• [Problem description]
Omit every picture, then give all the entries again exactly.

• [Exercise inputs]
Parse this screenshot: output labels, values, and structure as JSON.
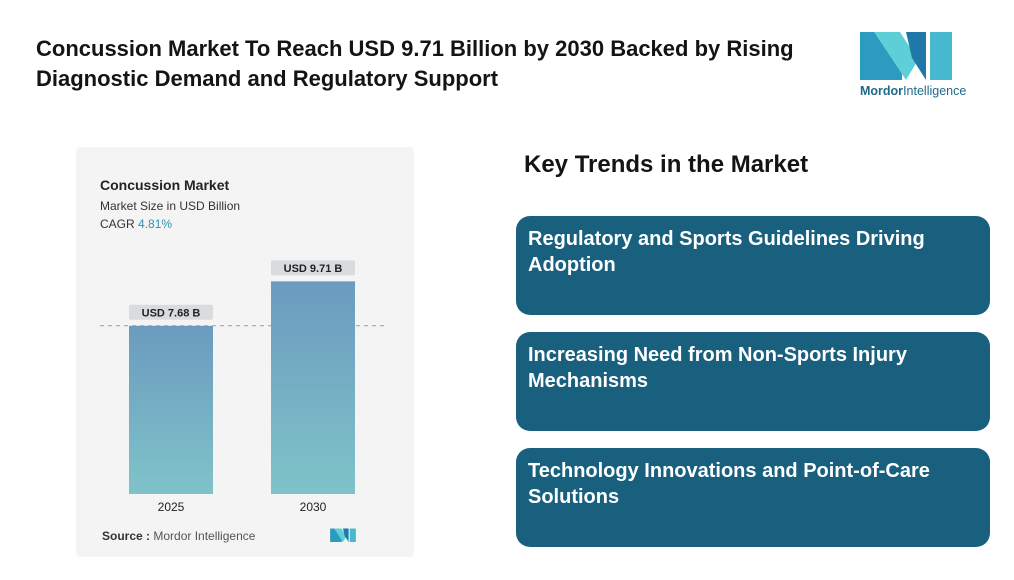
{
  "headline": "Concussion Market To Reach USD 9.71 Billion by 2030 Backed by Rising Diagnostic Demand and Regulatory Support",
  "logo": {
    "word1": "Mordor",
    "word2": "Intelligence",
    "icon": "mordor-m-logo"
  },
  "chart_data": {
    "type": "bar",
    "title": "Concussion Market",
    "subtitle": "Market Size in USD Billion",
    "cagr_label": "CAGR",
    "cagr_value": "4.81%",
    "categories": [
      "2025",
      "2030"
    ],
    "values": [
      7.68,
      9.71
    ],
    "data_labels": [
      "USD 7.68 B",
      "USD 9.71 B"
    ],
    "reference_line": "dashed line at 2025 value",
    "grid": false,
    "colors": {
      "bar_top": "#6b9bbf",
      "bar_bottom": "#7fc3c9",
      "label_bg": "#d9dcdf"
    }
  },
  "source": {
    "label": "Source :",
    "text": "Mordor Intelligence"
  },
  "key_trends": {
    "title": "Key Trends in the Market",
    "items": [
      {
        "text": "Regulatory and Sports Guidelines Driving Adoption"
      },
      {
        "text": "Increasing Need from Non-Sports Injury Mechanisms"
      },
      {
        "text": "Technology Innovations and Point-of-Care Solutions"
      }
    ]
  }
}
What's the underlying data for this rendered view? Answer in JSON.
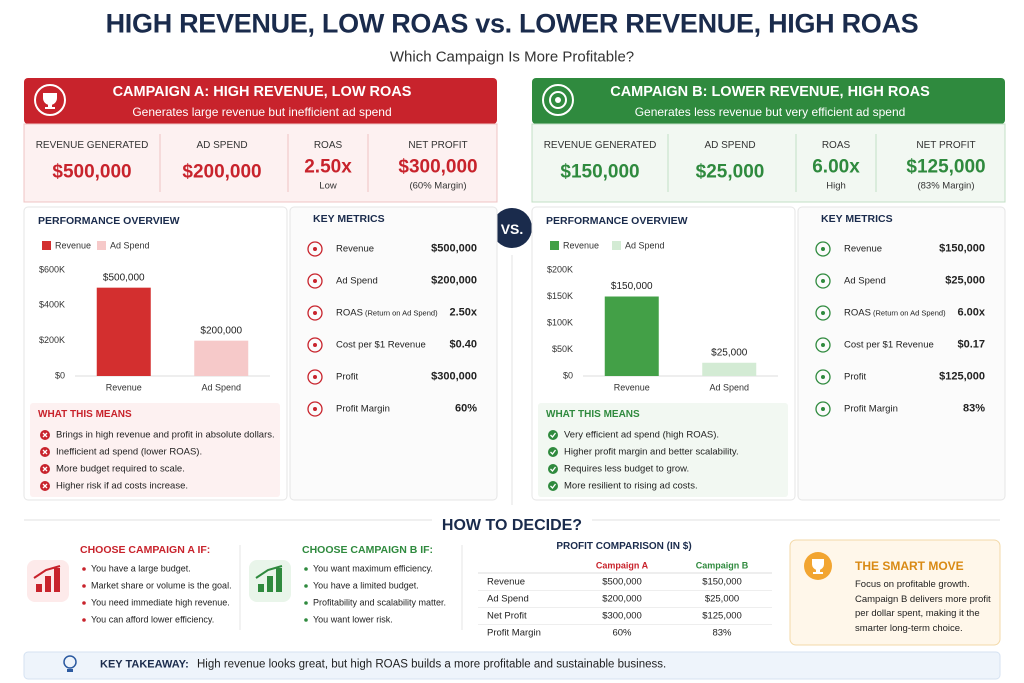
{
  "header": {
    "title": "HIGH REVENUE, LOW ROAS vs. LOWER REVENUE, HIGH ROAS",
    "subtitle": "Which Campaign Is More Profitable?"
  },
  "vs": "VS.",
  "campaign_a": {
    "title": "CAMPAIGN A: HIGH REVENUE, LOW ROAS",
    "subtitle": "Generates large revenue but inefficient ad spend",
    "stats": [
      {
        "label": "REVENUE GENERATED",
        "value": "$500,000"
      },
      {
        "label": "AD SPEND",
        "value": "$200,000"
      },
      {
        "label": "ROAS",
        "value": "2.50x",
        "note": "Low"
      },
      {
        "label": "NET PROFIT",
        "value": "$300,000",
        "note": "(60% Margin)"
      }
    ],
    "performance_title": "PERFORMANCE OVERVIEW",
    "key_metrics": {
      "title": "KEY METRICS",
      "rows": [
        {
          "label": "Revenue",
          "value": "$500,000"
        },
        {
          "label": "Ad Spend",
          "value": "$200,000"
        },
        {
          "label": "ROAS",
          "note": "(Return on Ad Spend)",
          "value": "2.50x"
        },
        {
          "label": "Cost per $1 Revenue",
          "value": "$0.40"
        },
        {
          "label": "Profit",
          "value": "$300,000"
        },
        {
          "label": "Profit Margin",
          "value": "60%"
        }
      ]
    },
    "means": {
      "title": "WHAT THIS MEANS",
      "items": [
        "Brings in high revenue and profit in absolute dollars.",
        "Inefficient ad spend (lower ROAS).",
        "More budget required to scale.",
        "Higher risk if ad costs increase."
      ]
    }
  },
  "campaign_b": {
    "title": "CAMPAIGN B: LOWER REVENUE, HIGH ROAS",
    "subtitle": "Generates less revenue but very efficient ad spend",
    "stats": [
      {
        "label": "REVENUE GENERATED",
        "value": "$150,000"
      },
      {
        "label": "AD SPEND",
        "value": "$25,000"
      },
      {
        "label": "ROAS",
        "value": "6.00x",
        "note": "High"
      },
      {
        "label": "NET PROFIT",
        "value": "$125,000",
        "note": "(83% Margin)"
      }
    ],
    "performance_title": "PERFORMANCE OVERVIEW",
    "key_metrics": {
      "title": "KEY METRICS",
      "rows": [
        {
          "label": "Revenue",
          "value": "$150,000"
        },
        {
          "label": "Ad Spend",
          "value": "$25,000"
        },
        {
          "label": "ROAS",
          "note": "(Return on Ad Spend)",
          "value": "6.00x"
        },
        {
          "label": "Cost per $1 Revenue",
          "value": "$0.17"
        },
        {
          "label": "Profit",
          "value": "$125,000"
        },
        {
          "label": "Profit Margin",
          "value": "83%"
        }
      ]
    },
    "means": {
      "title": "WHAT THIS MEANS",
      "items": [
        "Very efficient ad spend (high ROAS).",
        "Higher profit margin and better scalability.",
        "Requires less budget to grow.",
        "More resilient to rising ad costs."
      ]
    }
  },
  "chart_data": [
    {
      "type": "bar",
      "categories": [
        "Revenue",
        "Ad Spend"
      ],
      "values": [
        500000,
        200000
      ],
      "value_labels": [
        "$500,000",
        "$200,000"
      ],
      "colors": [
        "#d32f2f",
        "#f6c9c9"
      ],
      "legend": true,
      "ylim": [
        0,
        600000
      ],
      "yticks": [
        {
          "value": 0,
          "label": "$0"
        },
        {
          "value": 200000,
          "label": "$200K"
        },
        {
          "value": 400000,
          "label": "$400K"
        },
        {
          "value": 600000,
          "label": "$600K"
        }
      ]
    },
    {
      "type": "bar",
      "categories": [
        "Revenue",
        "Ad Spend"
      ],
      "values": [
        150000,
        25000
      ],
      "value_labels": [
        "$150,000",
        "$25,000"
      ],
      "colors": [
        "#43a047",
        "#d3ebd4"
      ],
      "legend": true,
      "ylim": [
        0,
        200000
      ],
      "yticks": [
        {
          "value": 0,
          "label": "$0"
        },
        {
          "value": 50000,
          "label": "$50K"
        },
        {
          "value": 100000,
          "label": "$100K"
        },
        {
          "value": 150000,
          "label": "$150K"
        },
        {
          "value": 200000,
          "label": "$200K"
        }
      ]
    }
  ],
  "decide": {
    "title": "HOW TO DECIDE?",
    "choose_a": {
      "title": "CHOOSE CAMPAIGN A IF:",
      "items": [
        "You have a large budget.",
        "Market share or volume is the goal.",
        "You need immediate high revenue.",
        "You can afford lower efficiency."
      ]
    },
    "choose_b": {
      "title": "CHOOSE CAMPAIGN B IF:",
      "items": [
        "You want maximum efficiency.",
        "You have a limited budget.",
        "Profitability and scalability matter.",
        "You want lower risk."
      ]
    },
    "profit_comparison": {
      "title": "PROFIT COMPARISON (IN $)",
      "columns": [
        "Campaign A",
        "Campaign B"
      ],
      "rows": [
        [
          "Revenue",
          "$500,000",
          "$150,000"
        ],
        [
          "Ad Spend",
          "$200,000",
          "$25,000"
        ],
        [
          "Net Profit",
          "$300,000",
          "$125,000"
        ],
        [
          "Profit Margin",
          "60%",
          "83%"
        ]
      ]
    },
    "smart_move": {
      "title": "THE SMART MOVE",
      "text": "Focus on profitable growth. Campaign B delivers more profit per dollar spent, making it the smarter long-term choice."
    }
  },
  "takeaway": {
    "label": "KEY TAKEAWAY:",
    "text": "High revenue looks great, but high ROAS builds a more profitable and sustainable business."
  }
}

• [Problem solution]
Parse this screenshot: output labels, values, and structure as JSON.
{
  "headline": "Concussion Market To Reach USD 9.71 Billion by 2030 Backed by Rising Diagnostic Demand and Regulatory Support",
  "logo": {
    "word1": "Mordor",
    "word2": "Intelligence",
    "icon": "mordor-m-logo"
  },
  "chart_data": {
    "type": "bar",
    "title": "Concussion Market",
    "subtitle": "Market Size in USD Billion",
    "cagr_label": "CAGR",
    "cagr_value": "4.81%",
    "categories": [
      "2025",
      "2030"
    ],
    "values": [
      7.68,
      9.71
    ],
    "data_labels": [
      "USD 7.68 B",
      "USD 9.71 B"
    ],
    "reference_line": "dashed line at 2025 value",
    "grid": false,
    "colors": {
      "bar_top": "#6b9bbf",
      "bar_bottom": "#7fc3c9",
      "label_bg": "#d9dcdf"
    }
  },
  "source": {
    "label": "Source :",
    "text": "Mordor Intelligence"
  },
  "key_trends": {
    "title": "Key Trends in the Market",
    "items": [
      {
        "text": "Regulatory and Sports Guidelines Driving Adoption"
      },
      {
        "text": "Increasing Need from Non-Sports Injury Mechanisms"
      },
      {
        "text": "Technology Innovations and Point-of-Care Solutions"
      }
    ]
  }
}
What's the underlying data for this rendered view? Answer in JSON.
{
  "header": {
    "title": "HIGH REVENUE, LOW ROAS vs. LOWER REVENUE, HIGH ROAS",
    "subtitle": "Which Campaign Is More Profitable?"
  },
  "vs": "VS.",
  "campaign_a": {
    "title": "CAMPAIGN A: HIGH REVENUE, LOW ROAS",
    "subtitle": "Generates large revenue but inefficient ad spend",
    "stats": [
      {
        "label": "REVENUE GENERATED",
        "value": "$500,000"
      },
      {
        "label": "AD SPEND",
        "value": "$200,000"
      },
      {
        "label": "ROAS",
        "value": "2.50x",
        "note": "Low"
      },
      {
        "label": "NET PROFIT",
        "value": "$300,000",
        "note": "(60% Margin)"
      }
    ],
    "performance_title": "PERFORMANCE OVERVIEW",
    "key_metrics": {
      "title": "KEY METRICS",
      "rows": [
        {
          "label": "Revenue",
          "value": "$500,000"
        },
        {
          "label": "Ad Spend",
          "value": "$200,000"
        },
        {
          "label": "ROAS",
          "note": "(Return on Ad Spend)",
          "value": "2.50x"
        },
        {
          "label": "Cost per $1 Revenue",
          "value": "$0.40"
        },
        {
          "label": "Profit",
          "value": "$300,000"
        },
        {
          "label": "Profit Margin",
          "value": "60%"
        }
      ]
    },
    "means": {
      "title": "WHAT THIS MEANS",
      "items": [
        "Brings in high revenue and profit in absolute dollars.",
        "Inefficient ad spend (lower ROAS).",
        "More budget required to scale.",
        "Higher risk if ad costs increase."
      ]
    }
  },
  "campaign_b": {
    "title": "CAMPAIGN B: LOWER REVENUE, HIGH ROAS",
    "subtitle": "Generates less revenue but very efficient ad spend",
    "stats": [
      {
        "label": "REVENUE GENERATED",
        "value": "$150,000"
      },
      {
        "label": "AD SPEND",
        "value": "$25,000"
      },
      {
        "label": "ROAS",
        "value": "6.00x",
        "note": "High"
      },
      {
        "label": "NET PROFIT",
        "value": "$125,000",
        "note": "(83% Margin)"
      }
    ],
    "performance_title": "PERFORMANCE OVERVIEW",
    "key_metrics": {
      "title": "KEY METRICS",
      "rows": [
        {
          "label": "Revenue",
          "value": "$150,000"
        },
        {
          "label": "Ad Spend",
          "value": "$25,000"
        },
        {
          "label": "ROAS",
          "note": "(Return on Ad Spend)",
          "value": "6.00x"
        },
        {
          "label": "Cost per $1 Revenue",
          "value": "$0.17"
        },
        {
          "label": "Profit",
          "value": "$125,000"
        },
        {
          "label": "Profit Margin",
          "value": "83%"
        }
      ]
    },
    "means": {
      "title": "WHAT THIS MEANS",
      "items": [
        "Very efficient ad spend (high ROAS).",
        "Higher profit margin and better scalability.",
        "Requires less budget to grow.",
        "More resilient to rising ad costs."
      ]
    }
  },
  "chart_data": [
    {
      "type": "bar",
      "categories": [
        "Revenue",
        "Ad Spend"
      ],
      "values": [
        500000,
        200000
      ],
      "value_labels": [
        "$500,000",
        "$200,000"
      ],
      "colors": [
        "#d32f2f",
        "#f6c9c9"
      ],
      "legend": true,
      "ylim": [
        0,
        600000
      ],
      "yticks": [
        {
          "value": 0,
          "label": "$0"
        },
        {
          "value": 200000,
          "label": "$200K"
        },
        {
          "value": 400000,
          "label": "$400K"
        },
        {
          "value": 600000,
          "label": "$600K"
        }
      ]
    },
    {
      "type": "bar",
      "categories": [
        "Revenue",
        "Ad Spend"
      ],
      "values": [
        150000,
        25000
      ],
      "value_labels": [
        "$150,000",
        "$25,000"
      ],
      "colors": [
        "#43a047",
        "#d3ebd4"
      ],
      "legend": true,
      "ylim": [
        0,
        200000
      ],
      "yticks": [
        {
          "value": 0,
          "label": "$0"
        },
        {
          "value": 50000,
          "label": "$50K"
        },
        {
          "value": 100000,
          "label": "$100K"
        },
        {
          "value": 150000,
          "label": "$150K"
        },
        {
          "value": 200000,
          "label": "$200K"
        }
      ]
    }
  ],
  "decide": {
    "title": "HOW TO DECIDE?",
    "choose_a": {
      "title": "CHOOSE CAMPAIGN A IF:",
      "items": [
        "You have a large budget.",
        "Market share or volume is the goal.",
        "You need immediate high revenue.",
        "You can afford lower efficiency."
      ]
    },
    "choose_b": {
      "title": "CHOOSE CAMPAIGN B IF:",
      "items": [
        "You want maximum efficiency.",
        "You have a limited budget.",
        "Profitability and scalability matter.",
        "You want lower risk."
      ]
    },
    "profit_comparison": {
      "title": "PROFIT COMPARISON (IN $)",
      "columns": [
        "Campaign A",
        "Campaign B"
      ],
      "rows": [
        [
          "Revenue",
          "$500,000",
          "$150,000"
        ],
        [
          "Ad Spend",
          "$200,000",
          "$25,000"
        ],
        [
          "Net Profit",
          "$300,000",
          "$125,000"
        ],
        [
          "Profit Margin",
          "60%",
          "83%"
        ]
      ]
    },
    "smart_move": {
      "title": "THE SMART MOVE",
      "text": "Focus on profitable growth. Campaign B delivers more profit per dollar spent, making it the smarter long-term choice."
    }
  },
  "takeaway": {
    "label": "KEY TAKEAWAY:",
    "text": "High revenue looks great, but high ROAS builds a more profitable and sustainable business."
  }
}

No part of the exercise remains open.